▶ [PROBLEM REQUIREMENTS]:
Transcribe each record exactly. Include every one.

---------- AVAILABLE DATA ----------

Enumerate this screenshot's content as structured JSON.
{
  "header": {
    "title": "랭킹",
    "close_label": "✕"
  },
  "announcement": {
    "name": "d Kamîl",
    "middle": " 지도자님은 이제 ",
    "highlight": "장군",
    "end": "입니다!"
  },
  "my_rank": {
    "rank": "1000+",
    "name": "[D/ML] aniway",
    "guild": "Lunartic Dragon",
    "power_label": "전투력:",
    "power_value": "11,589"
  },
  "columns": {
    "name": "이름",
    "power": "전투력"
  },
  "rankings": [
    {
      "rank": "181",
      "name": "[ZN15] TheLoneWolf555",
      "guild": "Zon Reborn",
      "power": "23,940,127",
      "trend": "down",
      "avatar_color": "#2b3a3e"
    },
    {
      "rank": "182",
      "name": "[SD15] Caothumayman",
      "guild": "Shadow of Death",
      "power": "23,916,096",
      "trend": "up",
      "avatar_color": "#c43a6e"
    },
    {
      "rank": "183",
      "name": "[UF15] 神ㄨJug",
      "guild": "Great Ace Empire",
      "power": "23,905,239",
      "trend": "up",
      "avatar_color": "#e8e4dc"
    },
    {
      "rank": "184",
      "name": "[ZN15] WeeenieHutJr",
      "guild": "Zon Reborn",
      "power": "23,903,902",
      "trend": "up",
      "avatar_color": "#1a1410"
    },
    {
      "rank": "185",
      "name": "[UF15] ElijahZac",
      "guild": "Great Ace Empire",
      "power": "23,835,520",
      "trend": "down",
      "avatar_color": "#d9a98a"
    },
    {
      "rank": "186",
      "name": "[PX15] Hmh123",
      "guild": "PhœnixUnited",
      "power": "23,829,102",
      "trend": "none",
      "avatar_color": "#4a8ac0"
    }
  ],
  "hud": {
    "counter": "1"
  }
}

----------

▶ [RESPONSE TO THE EXERCISE]:
Enumerate this screenshot's content as structured JSON.
{
  "header": {
    "title": "랭킹",
    "close_label": "✕"
  },
  "announcement": {
    "name": "d Kamîl",
    "middle": " 지도자님은 이제 ",
    "highlight": "장군",
    "end": "입니다!"
  },
  "my_rank": {
    "rank": "1000+",
    "name": "[D/ML] aniway",
    "guild": "Lunartic Dragon",
    "power_label": "전투력:",
    "power_value": "11,589"
  },
  "columns": {
    "name": "이름",
    "power": "전투력"
  },
  "rankings": [
    {
      "rank": "181",
      "name": "[ZN15] TheLoneWolf555",
      "guild": "Zon Reborn",
      "power": "23,940,127",
      "trend": "down",
      "avatar_color": "#2b3a3e"
    },
    {
      "rank": "182",
      "name": "[SD15] Caothumayman",
      "guild": "Shadow of Death",
      "power": "23,916,096",
      "trend": "up",
      "avatar_color": "#c43a6e"
    },
    {
      "rank": "183",
      "name": "[UF15] 神ㄨJug",
      "guild": "Great Ace Empire",
      "power": "23,905,239",
      "trend": "up",
      "avatar_color": "#e8e4dc"
    },
    {
      "rank": "184",
      "name": "[ZN15] WeeenieHutJr",
      "guild": "Zon Reborn",
      "power": "23,903,902",
      "trend": "up",
      "avatar_color": "#1a1410"
    },
    {
      "rank": "185",
      "name": "[UF15] ElijahZac",
      "guild": "Great Ace Empire",
      "power": "23,835,520",
      "trend": "down",
      "avatar_color": "#d9a98a"
    },
    {
      "rank": "186",
      "name": "[PX15] Hmh123",
      "guild": "PhœnixUnited",
      "power": "23,829,102",
      "trend": "none",
      "avatar_color": "#4a8ac0"
    }
  ],
  "hud": {
    "counter": "1"
  }
}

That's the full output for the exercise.